Exercise brief: Gather, from the data below, each line in which the word "this" occurs.

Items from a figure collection
begin
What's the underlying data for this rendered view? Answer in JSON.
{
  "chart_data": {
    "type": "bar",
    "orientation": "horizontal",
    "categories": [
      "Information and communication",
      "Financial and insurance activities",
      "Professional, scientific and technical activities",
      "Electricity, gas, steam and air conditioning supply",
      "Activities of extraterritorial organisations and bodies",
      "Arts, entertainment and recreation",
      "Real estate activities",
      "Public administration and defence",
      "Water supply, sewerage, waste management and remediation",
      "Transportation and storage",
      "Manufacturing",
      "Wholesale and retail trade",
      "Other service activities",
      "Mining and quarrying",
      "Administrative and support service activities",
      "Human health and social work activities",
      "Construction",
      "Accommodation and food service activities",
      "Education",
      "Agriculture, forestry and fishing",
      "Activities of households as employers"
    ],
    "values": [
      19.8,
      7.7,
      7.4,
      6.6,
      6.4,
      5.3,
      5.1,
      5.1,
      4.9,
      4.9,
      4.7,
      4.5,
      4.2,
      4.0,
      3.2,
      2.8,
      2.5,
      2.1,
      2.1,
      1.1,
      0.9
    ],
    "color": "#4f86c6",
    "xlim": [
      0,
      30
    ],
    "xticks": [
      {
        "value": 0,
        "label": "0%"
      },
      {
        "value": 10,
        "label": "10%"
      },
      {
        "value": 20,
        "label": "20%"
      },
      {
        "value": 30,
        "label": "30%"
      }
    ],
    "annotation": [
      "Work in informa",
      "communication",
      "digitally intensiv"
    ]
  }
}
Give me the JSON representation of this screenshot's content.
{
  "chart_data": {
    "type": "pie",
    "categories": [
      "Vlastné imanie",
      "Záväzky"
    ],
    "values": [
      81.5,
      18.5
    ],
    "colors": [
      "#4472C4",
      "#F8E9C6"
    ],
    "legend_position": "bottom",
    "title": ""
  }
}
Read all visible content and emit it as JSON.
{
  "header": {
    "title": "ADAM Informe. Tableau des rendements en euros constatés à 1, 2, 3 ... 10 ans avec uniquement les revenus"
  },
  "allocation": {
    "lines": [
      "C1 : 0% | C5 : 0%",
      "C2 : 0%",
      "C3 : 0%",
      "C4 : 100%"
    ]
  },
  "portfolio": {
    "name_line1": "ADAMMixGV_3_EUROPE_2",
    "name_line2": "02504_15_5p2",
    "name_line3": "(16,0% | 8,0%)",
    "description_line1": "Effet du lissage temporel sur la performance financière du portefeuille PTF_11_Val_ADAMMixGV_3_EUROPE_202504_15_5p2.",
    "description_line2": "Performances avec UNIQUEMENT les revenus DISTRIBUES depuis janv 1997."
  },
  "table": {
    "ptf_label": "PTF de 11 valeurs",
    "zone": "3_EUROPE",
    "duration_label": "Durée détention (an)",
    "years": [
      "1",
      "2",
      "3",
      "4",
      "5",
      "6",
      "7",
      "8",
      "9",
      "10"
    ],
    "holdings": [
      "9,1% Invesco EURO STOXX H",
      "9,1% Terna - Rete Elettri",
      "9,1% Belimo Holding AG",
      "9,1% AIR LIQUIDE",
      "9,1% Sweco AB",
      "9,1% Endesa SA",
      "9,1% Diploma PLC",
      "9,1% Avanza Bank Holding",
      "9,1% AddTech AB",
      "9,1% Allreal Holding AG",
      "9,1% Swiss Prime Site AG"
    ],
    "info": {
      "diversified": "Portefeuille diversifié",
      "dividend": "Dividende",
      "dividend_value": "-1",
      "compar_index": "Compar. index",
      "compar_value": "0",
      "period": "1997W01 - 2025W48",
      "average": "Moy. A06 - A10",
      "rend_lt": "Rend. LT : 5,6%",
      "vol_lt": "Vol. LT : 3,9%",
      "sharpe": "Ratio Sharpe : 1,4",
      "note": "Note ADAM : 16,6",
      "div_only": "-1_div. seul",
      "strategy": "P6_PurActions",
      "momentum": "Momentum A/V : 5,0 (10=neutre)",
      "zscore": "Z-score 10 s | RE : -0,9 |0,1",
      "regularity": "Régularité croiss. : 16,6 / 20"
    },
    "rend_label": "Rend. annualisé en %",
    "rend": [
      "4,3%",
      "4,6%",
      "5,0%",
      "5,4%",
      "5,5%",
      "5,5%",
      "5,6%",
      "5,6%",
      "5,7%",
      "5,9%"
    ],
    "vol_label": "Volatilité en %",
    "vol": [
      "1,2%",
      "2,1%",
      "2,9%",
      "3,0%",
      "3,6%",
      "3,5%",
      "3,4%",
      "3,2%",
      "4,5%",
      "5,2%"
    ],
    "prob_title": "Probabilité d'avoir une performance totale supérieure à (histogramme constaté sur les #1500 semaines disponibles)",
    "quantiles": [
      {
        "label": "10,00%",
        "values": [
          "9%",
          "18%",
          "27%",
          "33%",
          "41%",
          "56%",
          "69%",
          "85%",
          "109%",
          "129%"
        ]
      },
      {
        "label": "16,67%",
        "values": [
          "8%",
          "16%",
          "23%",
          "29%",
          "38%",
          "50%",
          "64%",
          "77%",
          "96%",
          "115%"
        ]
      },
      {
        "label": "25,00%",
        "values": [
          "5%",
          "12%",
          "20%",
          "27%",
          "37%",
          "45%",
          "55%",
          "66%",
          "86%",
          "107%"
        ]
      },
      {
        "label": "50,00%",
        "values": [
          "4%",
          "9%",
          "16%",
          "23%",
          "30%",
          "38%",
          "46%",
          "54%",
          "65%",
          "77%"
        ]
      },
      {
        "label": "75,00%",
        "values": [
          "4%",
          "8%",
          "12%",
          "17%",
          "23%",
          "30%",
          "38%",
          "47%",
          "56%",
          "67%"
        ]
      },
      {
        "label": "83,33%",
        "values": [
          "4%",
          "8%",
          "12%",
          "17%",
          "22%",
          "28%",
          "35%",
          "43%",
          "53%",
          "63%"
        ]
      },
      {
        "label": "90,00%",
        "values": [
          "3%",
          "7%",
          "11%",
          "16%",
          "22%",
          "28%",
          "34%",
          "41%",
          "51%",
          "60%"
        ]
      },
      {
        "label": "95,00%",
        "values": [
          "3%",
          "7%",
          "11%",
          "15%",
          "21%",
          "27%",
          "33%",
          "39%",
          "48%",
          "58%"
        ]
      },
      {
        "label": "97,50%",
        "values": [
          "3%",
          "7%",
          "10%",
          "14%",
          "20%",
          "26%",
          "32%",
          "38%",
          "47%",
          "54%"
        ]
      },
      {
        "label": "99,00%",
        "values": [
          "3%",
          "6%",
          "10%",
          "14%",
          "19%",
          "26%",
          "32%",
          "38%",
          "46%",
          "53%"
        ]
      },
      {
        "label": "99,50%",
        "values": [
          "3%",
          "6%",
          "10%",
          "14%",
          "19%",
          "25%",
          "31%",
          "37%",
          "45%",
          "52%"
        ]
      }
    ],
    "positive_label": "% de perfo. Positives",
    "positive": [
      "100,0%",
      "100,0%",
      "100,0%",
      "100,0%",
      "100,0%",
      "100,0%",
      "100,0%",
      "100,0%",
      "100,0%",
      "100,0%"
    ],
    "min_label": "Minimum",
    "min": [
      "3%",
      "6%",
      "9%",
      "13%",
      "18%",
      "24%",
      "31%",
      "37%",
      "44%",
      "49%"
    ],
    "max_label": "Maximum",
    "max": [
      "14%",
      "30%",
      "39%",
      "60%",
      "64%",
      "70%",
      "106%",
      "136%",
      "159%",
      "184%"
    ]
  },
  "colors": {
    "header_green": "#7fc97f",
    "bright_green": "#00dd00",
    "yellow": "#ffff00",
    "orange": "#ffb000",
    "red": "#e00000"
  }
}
end
Result:
What's the underlying data for this rendered view? Answer in JSON.
Give me the JSON representation of this screenshot's content.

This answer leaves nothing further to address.